=== Record list ===
=====
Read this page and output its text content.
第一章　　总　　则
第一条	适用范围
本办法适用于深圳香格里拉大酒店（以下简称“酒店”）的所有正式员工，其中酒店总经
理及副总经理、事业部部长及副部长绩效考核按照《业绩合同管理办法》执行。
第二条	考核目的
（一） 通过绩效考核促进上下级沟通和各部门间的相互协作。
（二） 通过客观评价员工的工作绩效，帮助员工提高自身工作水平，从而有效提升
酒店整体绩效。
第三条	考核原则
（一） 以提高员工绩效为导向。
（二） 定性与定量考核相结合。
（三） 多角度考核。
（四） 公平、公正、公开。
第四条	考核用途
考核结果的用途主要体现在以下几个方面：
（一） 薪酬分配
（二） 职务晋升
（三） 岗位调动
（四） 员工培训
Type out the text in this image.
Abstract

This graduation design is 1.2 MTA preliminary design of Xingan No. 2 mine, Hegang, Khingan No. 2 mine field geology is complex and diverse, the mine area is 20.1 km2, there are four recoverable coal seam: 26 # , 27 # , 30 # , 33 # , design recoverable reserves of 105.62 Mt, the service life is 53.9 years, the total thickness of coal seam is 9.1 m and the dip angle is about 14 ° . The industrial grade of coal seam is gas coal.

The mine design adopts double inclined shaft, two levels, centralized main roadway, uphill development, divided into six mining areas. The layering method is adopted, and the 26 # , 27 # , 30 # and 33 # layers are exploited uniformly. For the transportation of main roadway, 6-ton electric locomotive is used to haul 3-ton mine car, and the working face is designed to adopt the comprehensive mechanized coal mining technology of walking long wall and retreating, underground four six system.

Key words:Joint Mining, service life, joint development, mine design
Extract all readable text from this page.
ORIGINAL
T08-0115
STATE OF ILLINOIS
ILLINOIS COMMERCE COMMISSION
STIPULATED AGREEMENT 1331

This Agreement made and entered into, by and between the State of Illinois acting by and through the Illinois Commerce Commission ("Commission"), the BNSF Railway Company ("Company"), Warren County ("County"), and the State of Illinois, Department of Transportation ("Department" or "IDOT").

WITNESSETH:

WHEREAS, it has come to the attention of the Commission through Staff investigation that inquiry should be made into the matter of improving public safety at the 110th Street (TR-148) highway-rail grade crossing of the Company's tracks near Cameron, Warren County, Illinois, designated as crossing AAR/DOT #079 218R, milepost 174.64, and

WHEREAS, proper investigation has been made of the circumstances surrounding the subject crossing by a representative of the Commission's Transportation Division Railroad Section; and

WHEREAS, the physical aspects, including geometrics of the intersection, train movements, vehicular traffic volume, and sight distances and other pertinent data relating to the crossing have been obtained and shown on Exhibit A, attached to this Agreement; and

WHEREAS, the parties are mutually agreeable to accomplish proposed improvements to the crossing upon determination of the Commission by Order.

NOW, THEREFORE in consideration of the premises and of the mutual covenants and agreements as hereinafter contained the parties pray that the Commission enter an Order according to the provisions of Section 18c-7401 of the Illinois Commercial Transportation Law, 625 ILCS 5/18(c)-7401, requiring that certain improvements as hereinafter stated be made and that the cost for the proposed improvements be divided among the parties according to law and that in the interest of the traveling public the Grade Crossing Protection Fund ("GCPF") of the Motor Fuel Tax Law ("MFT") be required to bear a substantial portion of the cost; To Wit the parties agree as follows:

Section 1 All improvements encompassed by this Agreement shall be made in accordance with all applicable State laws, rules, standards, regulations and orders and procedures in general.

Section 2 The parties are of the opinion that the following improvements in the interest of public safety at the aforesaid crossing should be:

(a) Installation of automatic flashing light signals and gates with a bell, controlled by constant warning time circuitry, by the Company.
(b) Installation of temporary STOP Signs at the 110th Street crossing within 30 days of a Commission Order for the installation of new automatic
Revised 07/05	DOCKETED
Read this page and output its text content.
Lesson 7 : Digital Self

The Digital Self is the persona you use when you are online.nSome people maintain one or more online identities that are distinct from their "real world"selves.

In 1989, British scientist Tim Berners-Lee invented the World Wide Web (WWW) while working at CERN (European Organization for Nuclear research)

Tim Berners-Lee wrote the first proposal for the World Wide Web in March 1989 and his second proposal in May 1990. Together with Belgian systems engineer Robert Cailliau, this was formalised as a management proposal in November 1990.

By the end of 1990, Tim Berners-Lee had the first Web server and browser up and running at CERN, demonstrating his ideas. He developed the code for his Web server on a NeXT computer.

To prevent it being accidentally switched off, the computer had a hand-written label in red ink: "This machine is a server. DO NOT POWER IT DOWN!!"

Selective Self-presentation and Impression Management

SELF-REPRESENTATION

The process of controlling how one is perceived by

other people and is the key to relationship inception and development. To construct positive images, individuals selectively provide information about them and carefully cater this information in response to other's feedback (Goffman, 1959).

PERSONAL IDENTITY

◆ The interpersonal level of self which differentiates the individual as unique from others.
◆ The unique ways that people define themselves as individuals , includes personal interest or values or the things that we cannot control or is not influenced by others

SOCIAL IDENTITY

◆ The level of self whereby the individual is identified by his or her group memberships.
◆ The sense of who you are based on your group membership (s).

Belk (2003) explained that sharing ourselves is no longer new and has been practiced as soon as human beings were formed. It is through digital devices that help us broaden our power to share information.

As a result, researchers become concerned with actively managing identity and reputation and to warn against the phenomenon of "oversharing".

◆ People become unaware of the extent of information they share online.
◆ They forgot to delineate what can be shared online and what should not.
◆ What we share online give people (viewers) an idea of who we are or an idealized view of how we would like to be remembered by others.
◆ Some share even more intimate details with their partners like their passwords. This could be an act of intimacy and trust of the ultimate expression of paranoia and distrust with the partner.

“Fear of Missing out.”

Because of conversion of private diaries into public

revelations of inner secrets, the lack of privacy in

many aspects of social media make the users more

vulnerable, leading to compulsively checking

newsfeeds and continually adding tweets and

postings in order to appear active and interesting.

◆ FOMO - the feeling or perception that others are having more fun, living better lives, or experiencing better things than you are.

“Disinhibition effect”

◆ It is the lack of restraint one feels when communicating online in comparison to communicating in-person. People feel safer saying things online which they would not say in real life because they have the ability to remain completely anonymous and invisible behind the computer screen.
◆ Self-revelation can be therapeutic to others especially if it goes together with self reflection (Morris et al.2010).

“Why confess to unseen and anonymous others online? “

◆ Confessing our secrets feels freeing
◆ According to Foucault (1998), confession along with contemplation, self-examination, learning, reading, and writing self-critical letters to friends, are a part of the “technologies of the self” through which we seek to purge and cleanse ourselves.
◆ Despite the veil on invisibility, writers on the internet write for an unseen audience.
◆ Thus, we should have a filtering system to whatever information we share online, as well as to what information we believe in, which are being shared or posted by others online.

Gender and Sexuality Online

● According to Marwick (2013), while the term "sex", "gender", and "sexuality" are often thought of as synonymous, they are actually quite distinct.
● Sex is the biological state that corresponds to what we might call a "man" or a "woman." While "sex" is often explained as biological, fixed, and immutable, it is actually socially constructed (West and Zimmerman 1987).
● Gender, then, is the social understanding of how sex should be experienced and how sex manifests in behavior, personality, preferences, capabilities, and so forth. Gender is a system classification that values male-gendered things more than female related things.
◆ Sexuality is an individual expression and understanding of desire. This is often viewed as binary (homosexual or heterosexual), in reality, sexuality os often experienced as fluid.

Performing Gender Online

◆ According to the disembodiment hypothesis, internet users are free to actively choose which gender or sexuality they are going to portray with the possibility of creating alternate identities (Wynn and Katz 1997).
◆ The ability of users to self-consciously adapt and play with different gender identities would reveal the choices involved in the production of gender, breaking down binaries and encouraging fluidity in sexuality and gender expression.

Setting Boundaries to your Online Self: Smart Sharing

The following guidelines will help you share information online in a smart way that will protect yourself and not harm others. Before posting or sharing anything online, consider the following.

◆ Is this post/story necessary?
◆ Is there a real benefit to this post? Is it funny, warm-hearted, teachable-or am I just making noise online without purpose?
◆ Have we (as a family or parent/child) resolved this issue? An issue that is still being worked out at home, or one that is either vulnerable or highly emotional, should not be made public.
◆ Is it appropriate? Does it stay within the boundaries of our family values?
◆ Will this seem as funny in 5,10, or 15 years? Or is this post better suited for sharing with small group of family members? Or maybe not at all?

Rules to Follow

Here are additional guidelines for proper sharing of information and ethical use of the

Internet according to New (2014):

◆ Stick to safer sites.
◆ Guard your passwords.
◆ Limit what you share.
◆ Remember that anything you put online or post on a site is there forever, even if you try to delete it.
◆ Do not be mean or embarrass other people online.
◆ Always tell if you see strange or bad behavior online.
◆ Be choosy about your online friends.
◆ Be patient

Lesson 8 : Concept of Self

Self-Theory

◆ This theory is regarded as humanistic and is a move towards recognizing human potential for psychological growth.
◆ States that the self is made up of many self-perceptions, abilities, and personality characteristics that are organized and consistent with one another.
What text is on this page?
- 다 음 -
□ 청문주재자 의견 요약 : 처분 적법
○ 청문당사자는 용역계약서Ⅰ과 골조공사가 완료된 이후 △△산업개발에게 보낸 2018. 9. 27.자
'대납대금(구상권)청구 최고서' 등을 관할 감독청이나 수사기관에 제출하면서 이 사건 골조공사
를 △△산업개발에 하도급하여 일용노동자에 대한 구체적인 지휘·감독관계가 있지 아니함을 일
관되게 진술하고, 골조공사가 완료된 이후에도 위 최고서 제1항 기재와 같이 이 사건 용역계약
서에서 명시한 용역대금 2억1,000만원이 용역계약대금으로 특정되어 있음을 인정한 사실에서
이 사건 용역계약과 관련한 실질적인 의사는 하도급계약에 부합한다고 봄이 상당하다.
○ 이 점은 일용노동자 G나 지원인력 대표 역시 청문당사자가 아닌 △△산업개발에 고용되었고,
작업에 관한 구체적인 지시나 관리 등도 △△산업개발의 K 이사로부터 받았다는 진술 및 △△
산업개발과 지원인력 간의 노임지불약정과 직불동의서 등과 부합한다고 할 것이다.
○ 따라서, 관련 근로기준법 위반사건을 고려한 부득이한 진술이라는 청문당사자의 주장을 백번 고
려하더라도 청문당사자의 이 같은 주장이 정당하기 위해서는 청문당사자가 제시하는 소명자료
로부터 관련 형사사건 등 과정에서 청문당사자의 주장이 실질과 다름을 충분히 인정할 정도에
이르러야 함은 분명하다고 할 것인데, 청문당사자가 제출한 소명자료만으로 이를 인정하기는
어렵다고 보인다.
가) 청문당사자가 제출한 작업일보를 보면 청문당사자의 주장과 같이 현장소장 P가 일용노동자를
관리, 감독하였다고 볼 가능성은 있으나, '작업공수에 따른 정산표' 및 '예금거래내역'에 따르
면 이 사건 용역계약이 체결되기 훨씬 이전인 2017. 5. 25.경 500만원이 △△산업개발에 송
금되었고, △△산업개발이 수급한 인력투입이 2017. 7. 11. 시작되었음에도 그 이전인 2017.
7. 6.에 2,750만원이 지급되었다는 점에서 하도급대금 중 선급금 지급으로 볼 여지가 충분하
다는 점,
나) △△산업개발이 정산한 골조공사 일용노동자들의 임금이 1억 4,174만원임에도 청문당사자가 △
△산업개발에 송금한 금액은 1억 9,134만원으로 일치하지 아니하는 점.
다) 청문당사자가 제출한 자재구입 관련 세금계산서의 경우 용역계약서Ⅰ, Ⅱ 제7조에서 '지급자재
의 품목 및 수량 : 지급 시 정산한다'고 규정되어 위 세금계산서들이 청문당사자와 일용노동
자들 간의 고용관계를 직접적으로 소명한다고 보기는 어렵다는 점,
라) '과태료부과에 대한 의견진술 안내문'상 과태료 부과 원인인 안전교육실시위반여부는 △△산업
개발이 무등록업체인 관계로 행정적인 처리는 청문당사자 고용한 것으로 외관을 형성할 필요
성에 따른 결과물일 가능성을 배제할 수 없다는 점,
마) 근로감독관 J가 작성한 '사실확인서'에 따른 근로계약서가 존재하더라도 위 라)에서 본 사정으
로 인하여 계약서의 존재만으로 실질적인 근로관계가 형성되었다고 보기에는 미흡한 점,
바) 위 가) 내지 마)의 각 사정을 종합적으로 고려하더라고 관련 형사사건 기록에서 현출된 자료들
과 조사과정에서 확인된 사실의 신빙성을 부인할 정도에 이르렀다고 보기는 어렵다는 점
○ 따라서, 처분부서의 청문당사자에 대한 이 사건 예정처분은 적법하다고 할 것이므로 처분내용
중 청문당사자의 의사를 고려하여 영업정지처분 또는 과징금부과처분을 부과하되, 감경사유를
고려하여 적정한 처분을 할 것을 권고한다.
=====
=== Problem requirements ===
Extract every line of the records above that contains the word "guidelines".

=== Full solution ===
The following guidelines will help you share information online in a smart way that will protect yourself and not harm others. Before posting or sharing anything online, consider the following.
Here are additional guidelines for proper sharing of information and ethical use of the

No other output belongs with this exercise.